Source text:
-- Start --
No. Yeah, it would have been, "We'd never know."

EW (00:40:46):

Exactly. Murderbot is way too smart for this. <laugh> You have a new book coming out. It is a fantasy book.

MW (00:40:55):

Yes. Witch King. It is a new series, new world, and it is coming out in May, 2023.

EW (00:41:04):

That is so far from now. Do you have anything before then I can read?

MW (00:41:08):

No. <laugh> Unfortunately, no. I started it in the summer of 2020 and then finished it in 2021. But the publishers were still having problems with printing and supplies of paper, so it got pushed back with a lot of other books. Originally I think they did want to put it out this year, but they decided it was a better idea to push it back.

EW (00:41:38):

No, it is not. I need books!

MW (00:41:40):

I have been waiting for a long time for people to read it, too <laugh>. I am very impatient. I also finished another Murderbot novella this year. They have not scheduled it yet. I think it is going to come out next year, maybe in the fall. That is all I know so far. It is the one I was trying to write earlier. It actually takes place right after Network Effect, and it is the fallout from everything that happened in Network Effect.

EW (00:42:13):

I am glad to hear about the reverse of time, because I did not know how to get from Network Effect to Fugitive Telemetry. But I did not care. It was Murderbot. <laugh>

CW (00:42:25):

<laugh>

MW (00:42:25):

Yeah. I was surprised they did not just put "Takes place before Network Effect" somewhere on the cover or something.

EW (00:42:33):

I do not see the covers very often, because I read e-books almost exclusively. How important are the covers to you?

MW (00:42:41):

I really like the covers. I think they set the tone for the book. Usually the art, the Murderbot art, is really gorgeous. It is also very important for fantasy, because if it is done right, you will look at the cover and it will give you the idea, "Is this the kind of book for me?"

CW (00:43:07):

I think the Murderbot covers, I agree, are some of the best that I have seen in a long time. They are very good. Is it all the same artist?

MW (00:43:18):

Yes, it is Jamie Jones.

EW (00:43:22):

Do they read the book? Do you get to choose which you want? How does it work to get a cover artist?

MW (00:43:29):

The publisher does it? It is done differently in different places. I get to see the sketch, usually, at this point- Sometimes you do not get to, because sometimes there is just no time. That the artist does. For a series, they usually try to get the same artist throughout, so that it will look consistent.
-- End --
Supplied information:
-- Start --
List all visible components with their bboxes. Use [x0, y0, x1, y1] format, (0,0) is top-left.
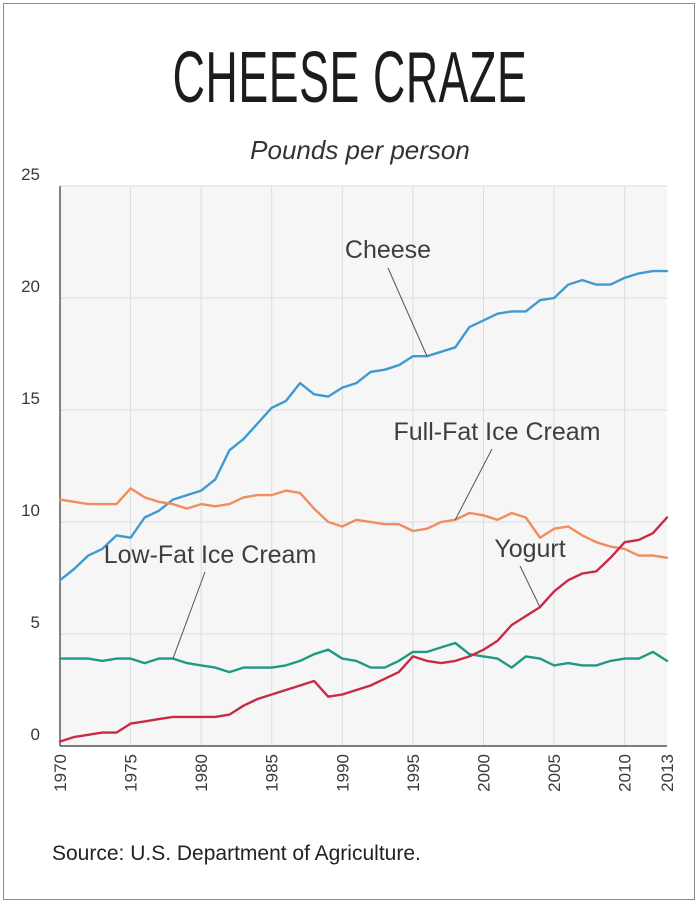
-- End --
According to the interview transcript, which artist painted the Murderbot covers?

Answer for the task: Jamie Jones